▶ **Your task**
Check each line of the listing for the string "name", then state how many lines have it. Only the number is wanted.

[Dataset items]
BEGIN
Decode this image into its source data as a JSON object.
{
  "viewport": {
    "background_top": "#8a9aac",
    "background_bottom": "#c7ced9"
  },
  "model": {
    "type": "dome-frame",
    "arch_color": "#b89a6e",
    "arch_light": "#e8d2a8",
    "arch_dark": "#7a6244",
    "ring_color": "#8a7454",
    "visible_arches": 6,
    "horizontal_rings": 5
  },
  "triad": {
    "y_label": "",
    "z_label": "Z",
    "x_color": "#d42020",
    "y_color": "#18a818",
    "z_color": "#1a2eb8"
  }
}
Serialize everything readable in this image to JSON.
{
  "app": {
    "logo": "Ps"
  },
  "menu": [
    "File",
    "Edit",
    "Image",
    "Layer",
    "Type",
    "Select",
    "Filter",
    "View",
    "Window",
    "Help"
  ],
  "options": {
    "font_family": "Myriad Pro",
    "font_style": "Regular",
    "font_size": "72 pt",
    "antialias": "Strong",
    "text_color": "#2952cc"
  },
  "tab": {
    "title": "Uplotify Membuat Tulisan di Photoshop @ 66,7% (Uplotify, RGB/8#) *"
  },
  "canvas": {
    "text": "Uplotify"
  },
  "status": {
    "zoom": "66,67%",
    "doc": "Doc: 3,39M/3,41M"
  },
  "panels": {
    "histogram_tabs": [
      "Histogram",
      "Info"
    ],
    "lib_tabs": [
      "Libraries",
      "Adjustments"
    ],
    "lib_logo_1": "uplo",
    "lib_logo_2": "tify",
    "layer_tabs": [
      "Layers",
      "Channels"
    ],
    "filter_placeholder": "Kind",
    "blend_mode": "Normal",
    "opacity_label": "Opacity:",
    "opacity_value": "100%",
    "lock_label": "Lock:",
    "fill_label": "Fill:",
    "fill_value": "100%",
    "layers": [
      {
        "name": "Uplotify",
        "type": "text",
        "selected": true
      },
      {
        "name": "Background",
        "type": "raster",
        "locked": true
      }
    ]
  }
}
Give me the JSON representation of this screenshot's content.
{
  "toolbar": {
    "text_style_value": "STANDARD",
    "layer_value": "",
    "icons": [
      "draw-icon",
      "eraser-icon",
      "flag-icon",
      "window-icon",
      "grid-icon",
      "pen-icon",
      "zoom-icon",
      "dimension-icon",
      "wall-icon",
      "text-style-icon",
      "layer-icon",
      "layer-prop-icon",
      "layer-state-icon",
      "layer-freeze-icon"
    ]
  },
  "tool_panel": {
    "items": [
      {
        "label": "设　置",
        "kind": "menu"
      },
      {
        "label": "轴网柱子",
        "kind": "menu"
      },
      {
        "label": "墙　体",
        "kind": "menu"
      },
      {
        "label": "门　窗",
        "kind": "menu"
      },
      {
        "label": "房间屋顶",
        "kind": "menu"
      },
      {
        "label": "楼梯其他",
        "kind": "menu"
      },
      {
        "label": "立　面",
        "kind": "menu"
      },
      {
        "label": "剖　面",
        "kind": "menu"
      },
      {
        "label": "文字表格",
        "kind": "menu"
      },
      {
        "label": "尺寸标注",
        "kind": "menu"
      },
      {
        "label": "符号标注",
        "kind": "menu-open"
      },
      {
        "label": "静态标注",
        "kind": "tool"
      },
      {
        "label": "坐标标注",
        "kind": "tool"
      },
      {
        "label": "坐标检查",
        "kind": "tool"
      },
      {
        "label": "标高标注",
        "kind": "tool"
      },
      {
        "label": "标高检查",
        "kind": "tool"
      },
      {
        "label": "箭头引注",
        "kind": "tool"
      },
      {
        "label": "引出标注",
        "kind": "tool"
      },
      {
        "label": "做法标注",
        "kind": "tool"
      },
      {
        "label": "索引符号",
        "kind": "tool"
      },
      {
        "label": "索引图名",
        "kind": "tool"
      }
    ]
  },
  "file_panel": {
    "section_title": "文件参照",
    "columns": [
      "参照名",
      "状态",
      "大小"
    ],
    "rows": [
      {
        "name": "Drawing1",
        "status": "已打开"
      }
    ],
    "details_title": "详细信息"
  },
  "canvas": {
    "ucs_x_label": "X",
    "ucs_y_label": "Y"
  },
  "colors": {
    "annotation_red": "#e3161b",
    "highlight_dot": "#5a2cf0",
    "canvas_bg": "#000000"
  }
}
END
▶ **Response below**
3